What the task asks ::
Can you reproduce the records without changes, starting with the line containing "repeat-button[interactable]: ↻ bbox=[591, 427, 615, 444]" and going on through the line containing "master-trim-button[interactable]: TRIM bbox=[74, 545, 102, 558]"?

Exercise inputs ::

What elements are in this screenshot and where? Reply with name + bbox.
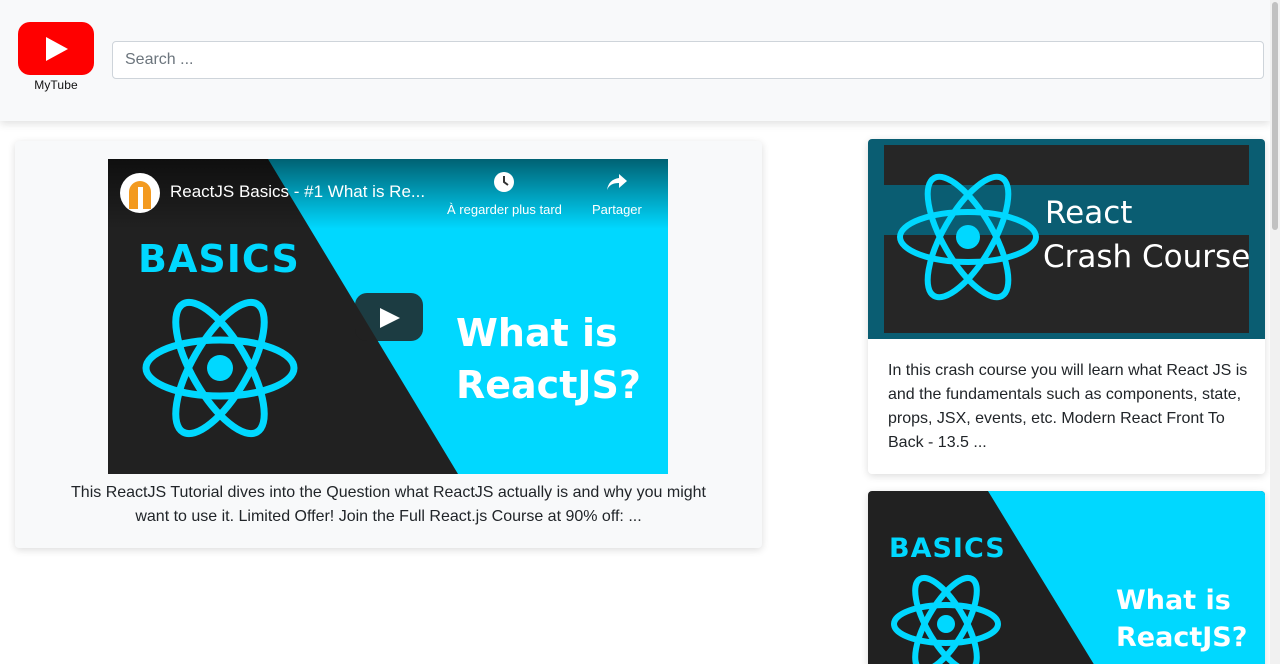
- scrollbar-thumb[interactable]: [1272, 2, 1278, 230]
- thumb-question-line1: What is: [456, 311, 618, 355]
- video-list-item[interactable]: React Crash Course In this crash course …: [868, 139, 1265, 474]
- thumb-question-line2: ReactJS?: [1116, 622, 1248, 653]
- thumb-heading: BASICS: [889, 533, 1006, 564]
- youtube-play-logo-icon: [18, 22, 94, 75]
- player-video-title[interactable]: ReactJS Basics - #1 What is Re...: [170, 182, 425, 202]
- thumb-heading: BASICS: [138, 237, 300, 281]
- mytube-logo[interactable]: MyTube: [18, 22, 94, 92]
- video-player[interactable]: BASICS What is ReactJS? ReactJS Basics -…: [108, 159, 668, 474]
- share-button[interactable]: Partager: [592, 171, 642, 217]
- share-arrow-icon: [606, 174, 627, 190]
- play-icon: [380, 308, 400, 328]
- clock-icon: [494, 172, 515, 192]
- thumb-question-line1: What is: [1116, 585, 1231, 616]
- video-thumbnail: BASICS What is ReactJS?: [868, 491, 1265, 664]
- logo-text: MyTube: [34, 78, 78, 92]
- play-button[interactable]: [355, 293, 423, 341]
- page-scrollbar[interactable]: [1270, 0, 1280, 664]
- watch-later-button[interactable]: À regarder plus tard: [447, 171, 562, 217]
- video-detail-card: BASICS What is ReactJS? ReactJS Basics -…: [15, 141, 762, 548]
- video-list-description: In this crash course you will learn what…: [888, 362, 1248, 451]
- watch-later-label: À regarder plus tard: [447, 202, 562, 217]
- thumb-question-line2: ReactJS?: [456, 363, 641, 407]
- share-label: Partager: [592, 202, 642, 217]
- thumb-title-line1: React: [1045, 195, 1133, 231]
- video-description: This ReactJS Tutorial dives into the Que…: [71, 484, 706, 525]
- channel-avatar[interactable]: [120, 173, 160, 213]
- video-list-item[interactable]: BASICS What is ReactJS?: [868, 491, 1265, 664]
- navbar: MyTube: [0, 0, 1270, 121]
- search-input[interactable]: [112, 41, 1264, 79]
- video-thumbnail: React Crash Course: [868, 139, 1265, 339]
- thumb-title-line2: Crash Course: [1043, 239, 1251, 275]
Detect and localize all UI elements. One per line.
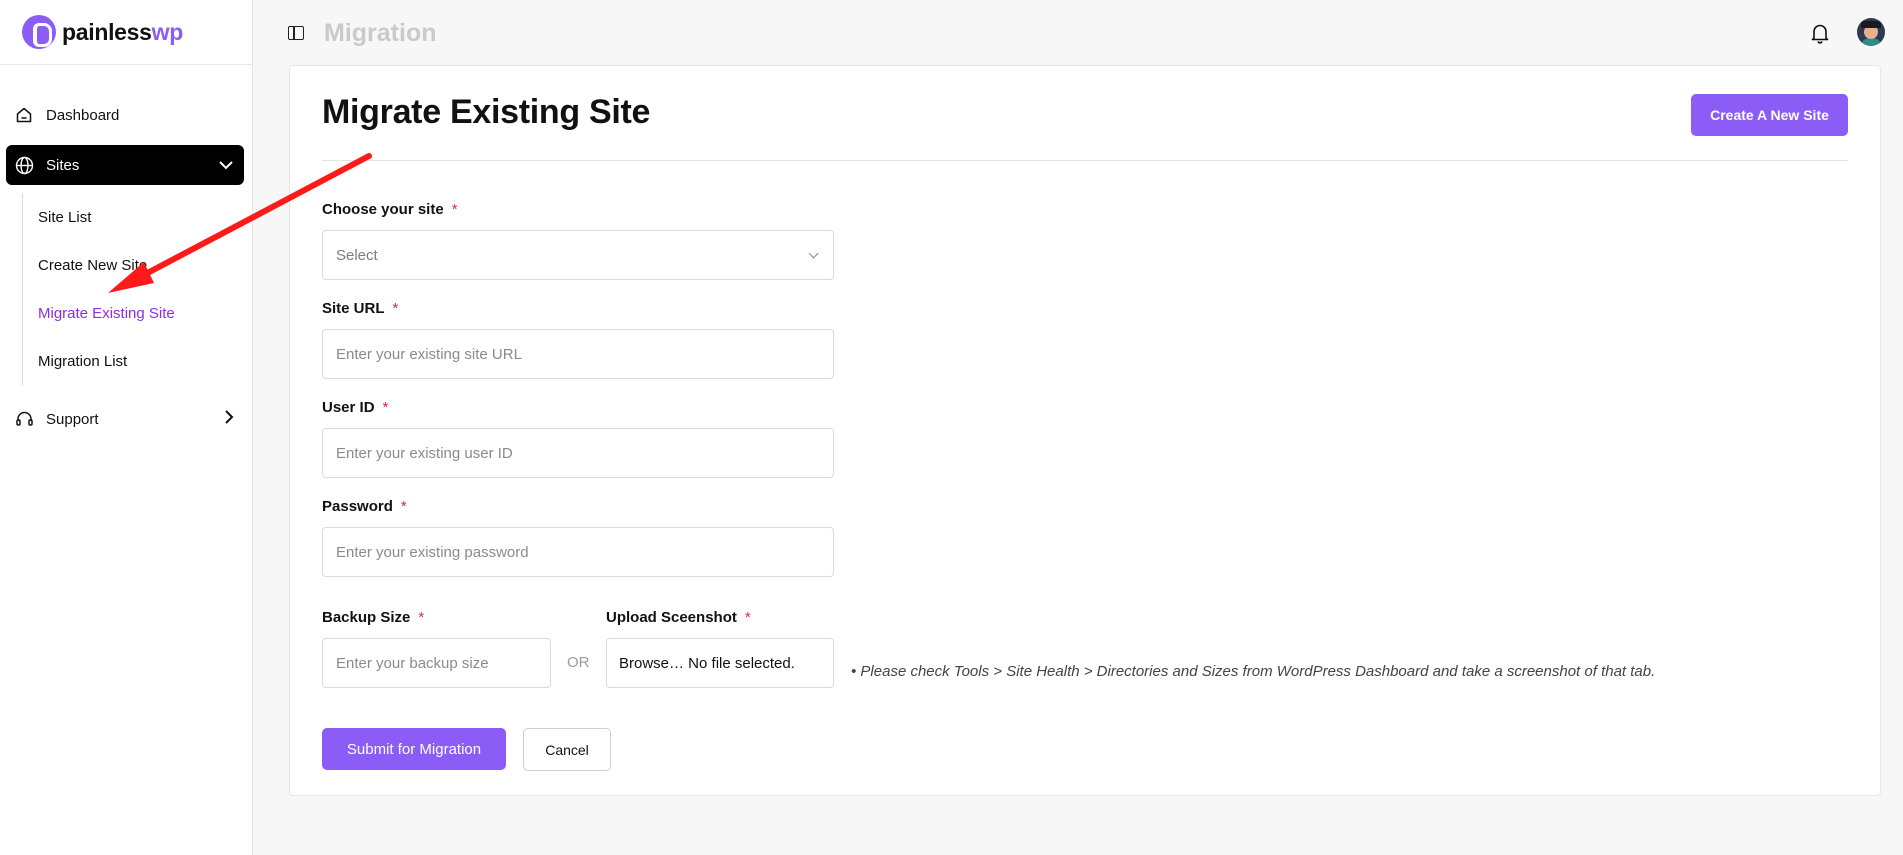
sidebar-item-support[interactable]: Support: [6, 399, 244, 439]
sidebar-item-label: Dashboard: [46, 106, 120, 124]
user-id-input[interactable]: [322, 428, 834, 478]
submit-for-migration-button[interactable]: Submit for Migration: [322, 728, 506, 770]
home-icon: [14, 105, 34, 125]
sidebar-nav: Dashboard Sites Site List Create New Sit…: [0, 65, 252, 439]
painlesswp-logo-icon: [22, 15, 56, 49]
password-input[interactable]: [322, 527, 834, 577]
notification-bell-icon[interactable]: [1810, 22, 1830, 44]
file-input-value: Browse… No file selected.: [619, 654, 795, 672]
chevron-down-icon[interactable]: [218, 157, 234, 174]
sidebar-item-label: Support: [46, 410, 99, 428]
chevron-right-icon[interactable]: [224, 409, 234, 429]
site-url-input[interactable]: [322, 329, 834, 379]
sidebar: painlesswp Dashboard Sites Site List Cre…: [0, 0, 253, 855]
page-header-title: Migration: [324, 18, 437, 47]
submenu-item-migrate-existing-site[interactable]: Migrate Existing Site: [38, 289, 252, 337]
user-avatar[interactable]: [1857, 18, 1885, 46]
submenu-item-site-list[interactable]: Site List: [38, 193, 252, 241]
sidebar-toggle-icon[interactable]: [288, 26, 304, 40]
backup-size-input[interactable]: [322, 638, 551, 688]
submenu-item-migration-list[interactable]: Migration List: [38, 337, 252, 385]
password-label: Password *: [322, 498, 407, 515]
brand-name: painlesswp: [62, 18, 183, 45]
globe-icon: [14, 155, 34, 175]
sites-submenu: Site List Create New Site Migrate Existi…: [22, 193, 252, 385]
choose-site-label: Choose your site *: [322, 201, 458, 218]
create-new-site-button[interactable]: Create A New Site: [1691, 94, 1848, 136]
choose-site-selected-value: Select: [336, 246, 378, 264]
page-title: Migrate Existing Site: [322, 93, 651, 131]
brand-logo[interactable]: painlesswp: [0, 0, 252, 65]
migration-form-card: Migrate Existing Site Create A New Site …: [289, 65, 1881, 796]
chevron-down-icon: [808, 248, 819, 259]
user-id-label: User ID *: [322, 399, 389, 416]
choose-site-select[interactable]: Select: [322, 230, 834, 280]
screenshot-hint-text: • Please check Tools > Site Health > Dir…: [851, 663, 1656, 680]
upload-screenshot-label: Upload Sceenshot *: [606, 609, 751, 626]
sidebar-item-label: Sites: [46, 156, 80, 174]
card-header: Migrate Existing Site Create A New Site: [322, 66, 1848, 161]
backup-size-label: Backup Size *: [322, 609, 425, 626]
top-bar: Migration: [254, 0, 1903, 66]
or-separator: OR: [567, 654, 590, 671]
submenu-item-create-new-site[interactable]: Create New Site: [38, 241, 252, 289]
site-url-label: Site URL *: [322, 300, 399, 317]
sidebar-item-sites[interactable]: Sites: [6, 145, 244, 185]
upload-screenshot-file-input[interactable]: Browse… No file selected.: [606, 638, 834, 688]
cancel-button[interactable]: Cancel: [523, 728, 611, 771]
sidebar-item-dashboard[interactable]: Dashboard: [6, 95, 244, 135]
headset-icon: [14, 409, 34, 429]
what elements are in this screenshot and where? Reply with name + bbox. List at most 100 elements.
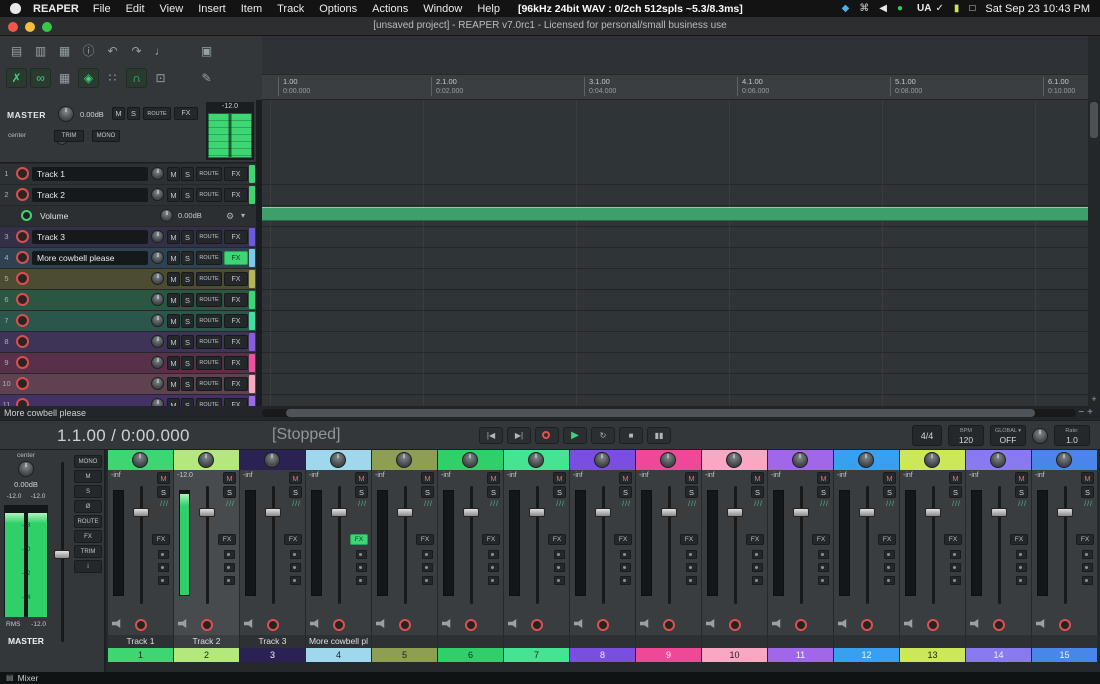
repeat-button[interactable]: ↻ bbox=[591, 427, 615, 444]
strip-env-button[interactable] bbox=[818, 550, 829, 559]
mixer-strip[interactable]: -infMS///FX9 bbox=[636, 450, 701, 662]
strip-record-arm-button[interactable] bbox=[333, 619, 345, 631]
strip-env-button[interactable] bbox=[752, 576, 763, 585]
strip-env-button[interactable] bbox=[1082, 550, 1093, 559]
track-fx-button[interactable]: FX bbox=[224, 230, 248, 244]
track-solo-button[interactable]: S bbox=[181, 314, 194, 328]
strip-track-name[interactable]: Track 1 bbox=[108, 635, 173, 648]
strip-solo-button[interactable]: S bbox=[883, 486, 896, 498]
time-signature-box[interactable]: 4/4 bbox=[912, 425, 942, 446]
strip-fx-button[interactable]: FX bbox=[218, 534, 236, 545]
play-button[interactable]: ▶ bbox=[563, 427, 587, 444]
horizontal-scrollbar[interactable] bbox=[262, 409, 1076, 417]
strip-pan-knob[interactable] bbox=[726, 452, 742, 468]
strip-speaker-icon[interactable] bbox=[244, 619, 255, 628]
strip-env-button[interactable] bbox=[620, 576, 631, 585]
strip-track-name[interactable] bbox=[1032, 635, 1097, 648]
strip-env-button[interactable] bbox=[1082, 576, 1093, 585]
track-solo-button[interactable]: S bbox=[181, 188, 194, 202]
master-trim-button[interactable]: TRIM bbox=[74, 545, 102, 558]
global-value[interactable]: OFF bbox=[991, 435, 1025, 445]
envelope-arm-toggle[interactable] bbox=[21, 210, 32, 221]
mixer-master-pan-knob[interactable] bbox=[18, 461, 34, 477]
master-trim-button[interactable]: TRIM bbox=[54, 130, 84, 142]
mixer-strip[interactable]: -infMS///FXTrack 33 bbox=[240, 450, 305, 662]
strip-fader-cap[interactable] bbox=[859, 508, 875, 517]
pencil-icon[interactable]: ✎ bbox=[196, 68, 217, 88]
mixer-master-fader[interactable] bbox=[53, 462, 71, 642]
strip-mute-button[interactable]: M bbox=[487, 472, 500, 484]
strip-pan-knob[interactable] bbox=[462, 452, 478, 468]
mixer-strip[interactable]: -infMS///FXMore cowbell pl4 bbox=[306, 450, 371, 662]
strip-fader[interactable] bbox=[595, 486, 611, 604]
strip-number-band[interactable]: 3 bbox=[240, 648, 305, 662]
mixer-strip[interactable]: -infMS///FX8 bbox=[570, 450, 635, 662]
mixer-strip[interactable]: -infMS///FX6 bbox=[438, 450, 503, 662]
strip-mute-button[interactable]: M bbox=[619, 472, 632, 484]
strip-env-button[interactable] bbox=[290, 550, 301, 559]
track-pan-knob[interactable] bbox=[151, 356, 164, 369]
strip-env-button[interactable] bbox=[686, 576, 697, 585]
strip-env-button[interactable] bbox=[752, 550, 763, 559]
track-solo-button[interactable]: S bbox=[181, 335, 194, 349]
mail-check-icon[interactable]: ✓ bbox=[935, 0, 943, 17]
master-m-button[interactable]: M bbox=[74, 470, 102, 483]
track-row[interactable]: 4More cowbell pleaseMSROUTEFX bbox=[0, 248, 256, 268]
mixer-tab[interactable]: Mixer bbox=[18, 672, 39, 684]
strip-fader-cap[interactable] bbox=[199, 508, 215, 517]
track-pan-knob[interactable] bbox=[151, 377, 164, 390]
strip-env-button[interactable] bbox=[224, 563, 235, 572]
go-to-start-button[interactable]: |◀ bbox=[479, 427, 503, 444]
track-route-button[interactable]: ROUTE bbox=[196, 377, 222, 391]
master-solo-button[interactable]: S bbox=[127, 107, 140, 120]
strip-pan-knob[interactable] bbox=[132, 452, 148, 468]
strip-speaker-icon[interactable] bbox=[508, 619, 519, 628]
strip-track-name[interactable]: More cowbell pl bbox=[306, 635, 371, 648]
strip-fader-cap[interactable] bbox=[463, 508, 479, 517]
track-route-button[interactable]: ROUTE bbox=[196, 272, 222, 286]
strip-fader[interactable] bbox=[265, 486, 281, 604]
strip-solo-button[interactable]: S bbox=[685, 486, 698, 498]
menu-item-track[interactable]: Track bbox=[277, 3, 304, 15]
strip-solo-button[interactable]: S bbox=[1081, 486, 1094, 498]
track-row[interactable]: 5MSROUTEFX bbox=[0, 269, 256, 289]
ruler-mark[interactable]: 5.1.000:08.000 bbox=[890, 77, 922, 96]
strip-number-band[interactable]: 8 bbox=[570, 648, 635, 662]
strip-record-arm-button[interactable] bbox=[1059, 619, 1071, 631]
strip-fader-cap[interactable] bbox=[1057, 508, 1073, 517]
strip-record-arm-button[interactable] bbox=[399, 619, 411, 631]
track-name-field[interactable]: Track 1 bbox=[32, 167, 148, 181]
strip-env-button[interactable] bbox=[158, 550, 169, 559]
strip-env-button[interactable] bbox=[752, 563, 763, 572]
strip-record-arm-button[interactable] bbox=[663, 619, 675, 631]
strip-env-button[interactable] bbox=[818, 576, 829, 585]
volume-envelope-segment[interactable] bbox=[262, 207, 1088, 221]
horizontal-scroll-thumb[interactable] bbox=[286, 409, 1035, 417]
strip-pan-knob[interactable] bbox=[528, 452, 544, 468]
strip-speaker-icon[interactable] bbox=[904, 619, 915, 628]
zoom-out-button[interactable]: − bbox=[1078, 407, 1087, 418]
strip-env-button[interactable] bbox=[158, 563, 169, 572]
track-route-button[interactable]: ROUTE bbox=[196, 230, 222, 244]
strip-record-arm-button[interactable] bbox=[201, 619, 213, 631]
master-s-button[interactable]: S bbox=[74, 485, 102, 498]
strip-fader-cap[interactable] bbox=[133, 508, 149, 517]
strip-record-arm-button[interactable] bbox=[795, 619, 807, 631]
strip-track-name[interactable] bbox=[768, 635, 833, 648]
strip-track-name[interactable] bbox=[438, 635, 503, 648]
record-arm-button[interactable] bbox=[16, 356, 29, 369]
lock-icon[interactable]: ⊡ bbox=[150, 68, 171, 88]
timeline-ruler[interactable]: 1.000:00.0002.1.000:02.0003.1.000:04.000… bbox=[262, 74, 1088, 100]
global-automation-box[interactable]: GLOBAL ▾ OFF bbox=[990, 425, 1026, 446]
master-mute-button[interactable]: M bbox=[112, 107, 125, 120]
strip-fader-cap[interactable] bbox=[331, 508, 347, 517]
mixer-master-strip[interactable]: center 0.00dB -12.0 -12.0 -18-30-42-54 R… bbox=[0, 450, 106, 672]
strip-speaker-icon[interactable] bbox=[178, 619, 189, 628]
strip-speaker-icon[interactable] bbox=[640, 619, 651, 628]
menu-item-window[interactable]: Window bbox=[423, 3, 462, 15]
record-arm-button[interactable] bbox=[16, 377, 29, 390]
keyboard-icon[interactable]: ⌘ bbox=[859, 0, 869, 17]
track-pan-knob[interactable] bbox=[151, 314, 164, 327]
zoom-in-button[interactable]: + bbox=[1087, 407, 1096, 418]
strip-env-button[interactable] bbox=[488, 550, 499, 559]
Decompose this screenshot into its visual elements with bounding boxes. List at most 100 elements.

Answer to the task ::
repeat-button[interactable]: ↻ bbox=[591, 427, 615, 444]
strip-env-button[interactable] bbox=[818, 550, 829, 559]
mixer-strip[interactable]: -infMS///FX9 bbox=[636, 450, 701, 662]
strip-record-arm-button[interactable] bbox=[333, 619, 345, 631]
strip-env-button[interactable] bbox=[752, 576, 763, 585]
strip-env-button[interactable] bbox=[1082, 550, 1093, 559]
track-fx-button[interactable]: FX bbox=[224, 230, 248, 244]
track-solo-button[interactable]: S bbox=[181, 314, 194, 328]
strip-track-name[interactable]: Track 1 bbox=[108, 635, 173, 648]
strip-solo-button[interactable]: S bbox=[883, 486, 896, 498]
time-signature-box[interactable]: 4/4 bbox=[912, 425, 942, 446]
strip-fx-button[interactable]: FX bbox=[218, 534, 236, 545]
play-button[interactable]: ▶ bbox=[563, 427, 587, 444]
horizontal-scrollbar[interactable] bbox=[262, 409, 1076, 417]
strip-pan-knob[interactable] bbox=[726, 452, 742, 468]
strip-speaker-icon[interactable] bbox=[244, 619, 255, 628]
strip-env-button[interactable] bbox=[620, 576, 631, 585]
strip-track-name[interactable] bbox=[1032, 635, 1097, 648]
strip-env-button[interactable] bbox=[1082, 576, 1093, 585]
track-solo-button[interactable]: S bbox=[181, 188, 194, 202]
master-trim-button[interactable]: TRIM bbox=[74, 545, 102, 558]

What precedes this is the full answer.